▸ **Extracted records**
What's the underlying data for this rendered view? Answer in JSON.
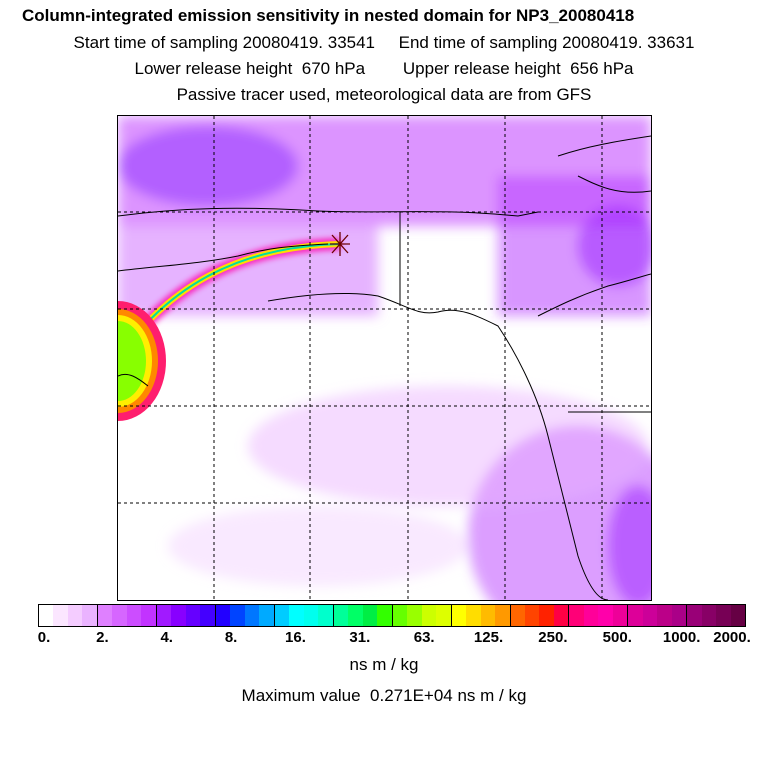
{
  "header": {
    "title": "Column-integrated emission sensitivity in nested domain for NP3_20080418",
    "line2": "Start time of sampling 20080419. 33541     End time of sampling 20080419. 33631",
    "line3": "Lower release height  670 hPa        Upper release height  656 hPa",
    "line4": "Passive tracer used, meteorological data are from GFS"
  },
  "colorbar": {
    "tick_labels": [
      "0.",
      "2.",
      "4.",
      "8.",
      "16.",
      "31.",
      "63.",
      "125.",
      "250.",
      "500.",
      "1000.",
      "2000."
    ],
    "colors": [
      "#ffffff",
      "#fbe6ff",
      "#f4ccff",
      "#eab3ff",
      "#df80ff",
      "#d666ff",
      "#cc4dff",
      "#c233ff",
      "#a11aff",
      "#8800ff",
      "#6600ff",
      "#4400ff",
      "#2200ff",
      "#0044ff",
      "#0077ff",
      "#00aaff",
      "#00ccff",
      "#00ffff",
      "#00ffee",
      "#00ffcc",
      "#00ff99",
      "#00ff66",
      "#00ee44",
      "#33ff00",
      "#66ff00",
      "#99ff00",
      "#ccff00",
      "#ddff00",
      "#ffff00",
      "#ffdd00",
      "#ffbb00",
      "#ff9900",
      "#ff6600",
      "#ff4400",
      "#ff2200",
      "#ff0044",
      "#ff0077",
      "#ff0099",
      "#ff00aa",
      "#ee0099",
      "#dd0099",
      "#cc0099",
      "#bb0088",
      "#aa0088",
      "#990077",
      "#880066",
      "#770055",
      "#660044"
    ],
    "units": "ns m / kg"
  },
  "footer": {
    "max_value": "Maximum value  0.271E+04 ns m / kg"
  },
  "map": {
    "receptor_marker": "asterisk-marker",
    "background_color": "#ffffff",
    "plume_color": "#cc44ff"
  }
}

▸ **Work to complete**
What is the number of lines in the listing above that contain the string "data"? Give only the number.

▸ **Result below**
2